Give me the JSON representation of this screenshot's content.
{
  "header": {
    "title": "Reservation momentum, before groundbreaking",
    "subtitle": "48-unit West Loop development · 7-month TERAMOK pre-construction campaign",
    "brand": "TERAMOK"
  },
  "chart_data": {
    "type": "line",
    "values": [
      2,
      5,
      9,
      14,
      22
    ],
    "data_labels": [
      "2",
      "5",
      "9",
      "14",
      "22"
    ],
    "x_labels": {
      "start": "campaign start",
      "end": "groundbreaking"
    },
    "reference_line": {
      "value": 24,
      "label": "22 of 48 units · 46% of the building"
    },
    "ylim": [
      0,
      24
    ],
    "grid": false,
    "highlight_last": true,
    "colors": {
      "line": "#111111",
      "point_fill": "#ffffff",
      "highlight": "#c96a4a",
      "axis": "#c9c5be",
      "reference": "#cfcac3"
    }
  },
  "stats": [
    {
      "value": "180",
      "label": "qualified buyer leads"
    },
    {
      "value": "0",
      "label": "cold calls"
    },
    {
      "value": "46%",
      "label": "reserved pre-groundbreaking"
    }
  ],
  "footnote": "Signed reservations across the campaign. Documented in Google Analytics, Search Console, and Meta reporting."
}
##############################
Request
Make an exact copy of every line in the data.

Exercise solution
Give me the JSON representation of this screenshot's content.
{
  "header": {
    "title": "Reservation momentum, before groundbreaking",
    "subtitle": "48-unit West Loop development · 7-month TERAMOK pre-construction campaign",
    "brand": "TERAMOK"
  },
  "chart_data": {
    "type": "line",
    "values": [
      2,
      5,
      9,
      14,
      22
    ],
    "data_labels": [
      "2",
      "5",
      "9",
      "14",
      "22"
    ],
    "x_labels": {
      "start": "campaign start",
      "end": "groundbreaking"
    },
    "reference_line": {
      "value": 24,
      "label": "22 of 48 units · 46% of the building"
    },
    "ylim": [
      0,
      24
    ],
    "grid": false,
    "highlight_last": true,
    "colors": {
      "line": "#111111",
      "point_fill": "#ffffff",
      "highlight": "#c96a4a",
      "axis": "#c9c5be",
      "reference": "#cfcac3"
    }
  },
  "stats": [
    {
      "value": "180",
      "label": "qualified buyer leads"
    },
    {
      "value": "0",
      "label": "cold calls"
    },
    {
      "value": "46%",
      "label": "reserved pre-groundbreaking"
    }
  ],
  "footnote": "Signed reservations across the campaign. Documented in Google Analytics, Search Console, and Meta reporting."
}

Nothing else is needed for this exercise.